=== Problem description ===
An exact copy of the records is required, minus the pictures they hold.

[Begin Material to process]

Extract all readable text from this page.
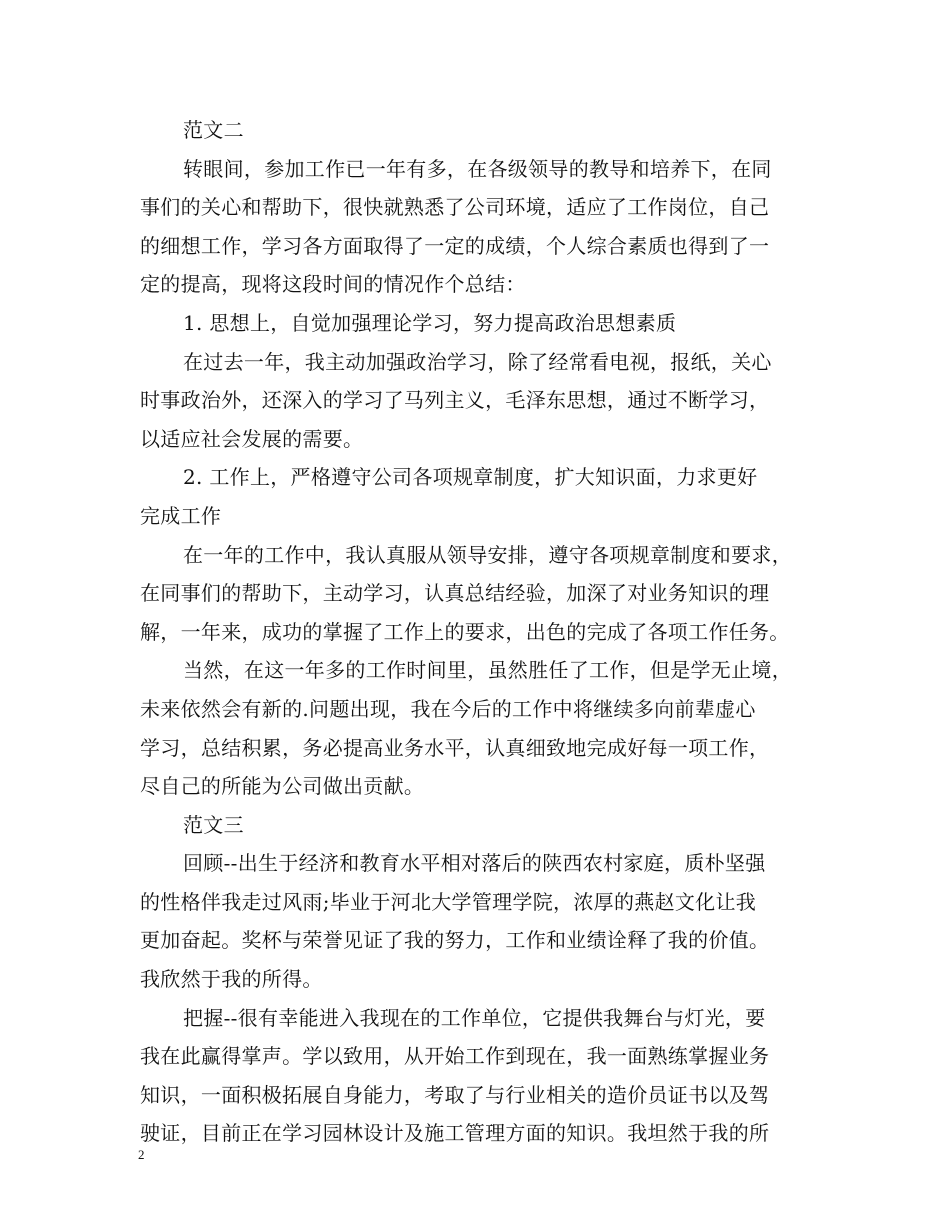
范文二
转眼间，参加工作已一年有多，在各级领导的教导和培养下，在同
事们的关心和帮助下，很快就熟悉了公司环境，适应了工作岗位，自己
的细想工作，学习各方面取得了一定的成绩，个人综合素质也得到了一
定的提高，现将这段时间的情况作个总结：
1. 思想上，自觉加强理论学习，努力提高政治思想素质
在过去一年，我主动加强政治学习，除了经常看电视，报纸，关心
时事政治外，还深入的学习了马列主义，毛泽东思想，通过不断学习，
以适应社会发展的需要。
2. 工作上，严格遵守公司各项规章制度，扩大知识面，力求更好
完成工作
在一年的工作中，我认真服从领导安排，遵守各项规章制度和要求，
在同事们的帮助下，主动学习，认真总结经验，加深了对业务知识的理
解，一年来，成功的掌握了工作上的要求，出色的完成了各项工作任务。
当然，在这一年多的工作时间里，虽然胜任了工作，但是学无止境，
未来依然会有新的.问题出现，我在今后的工作中将继续多向前辈虚心
学习，总结积累，务必提高业务水平，认真细致地完成好每一项工作，
尽自己的所能为公司做出贡献。
范文三
回顾--出生于经济和教育水平相对落后的陕西农村家庭，质朴坚强
的性格伴我走过风雨;毕业于河北大学管理学院，浓厚的燕赵文化让我
更加奋起。奖杯与荣誉见证了我的努力，工作和业绩诠释了我的价值。
我欣然于我的所得。
把握--很有幸能进入我现在的工作单位，它提供我舞台与灯光，要
我在此赢得掌声。学以致用，从开始工作到现在，我一面熟练掌握业务
知识，一面积极拓展自身能力，考取了与行业相关的造价员证书以及驾
驶证，目前正在学习园林设计及施工管理方面的知识。我坦然于我的所
2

[End Material to process]

=== Correct output ===
Extract all readable text from this page.
范文二
转眼间，参加工作已一年有多，在各级领导的教导和培养下，在同
事们的关心和帮助下，很快就熟悉了公司环境，适应了工作岗位，自己
的细想工作，学习各方面取得了一定的成绩，个人综合素质也得到了一
定的提高，现将这段时间的情况作个总结：
1. 思想上，自觉加强理论学习，努力提高政治思想素质
在过去一年，我主动加强政治学习，除了经常看电视，报纸，关心
时事政治外，还深入的学习了马列主义，毛泽东思想，通过不断学习，
以适应社会发展的需要。
2. 工作上，严格遵守公司各项规章制度，扩大知识面，力求更好
完成工作
在一年的工作中，我认真服从领导安排，遵守各项规章制度和要求，
在同事们的帮助下，主动学习，认真总结经验，加深了对业务知识的理
解，一年来，成功的掌握了工作上的要求，出色的完成了各项工作任务。
当然，在这一年多的工作时间里，虽然胜任了工作，但是学无止境，
未来依然会有新的.问题出现，我在今后的工作中将继续多向前辈虚心
学习，总结积累，务必提高业务水平，认真细致地完成好每一项工作，
尽自己的所能为公司做出贡献。
范文三
回顾--出生于经济和教育水平相对落后的陕西农村家庭，质朴坚强
的性格伴我走过风雨;毕业于河北大学管理学院，浓厚的燕赵文化让我
更加奋起。奖杯与荣誉见证了我的努力，工作和业绩诠释了我的价值。
我欣然于我的所得。
把握--很有幸能进入我现在的工作单位，它提供我舞台与灯光，要
我在此赢得掌声。学以致用，从开始工作到现在，我一面熟练掌握业务
知识，一面积极拓展自身能力，考取了与行业相关的造价员证书以及驾
驶证，目前正在学习园林设计及施工管理方面的知识。我坦然于我的所
2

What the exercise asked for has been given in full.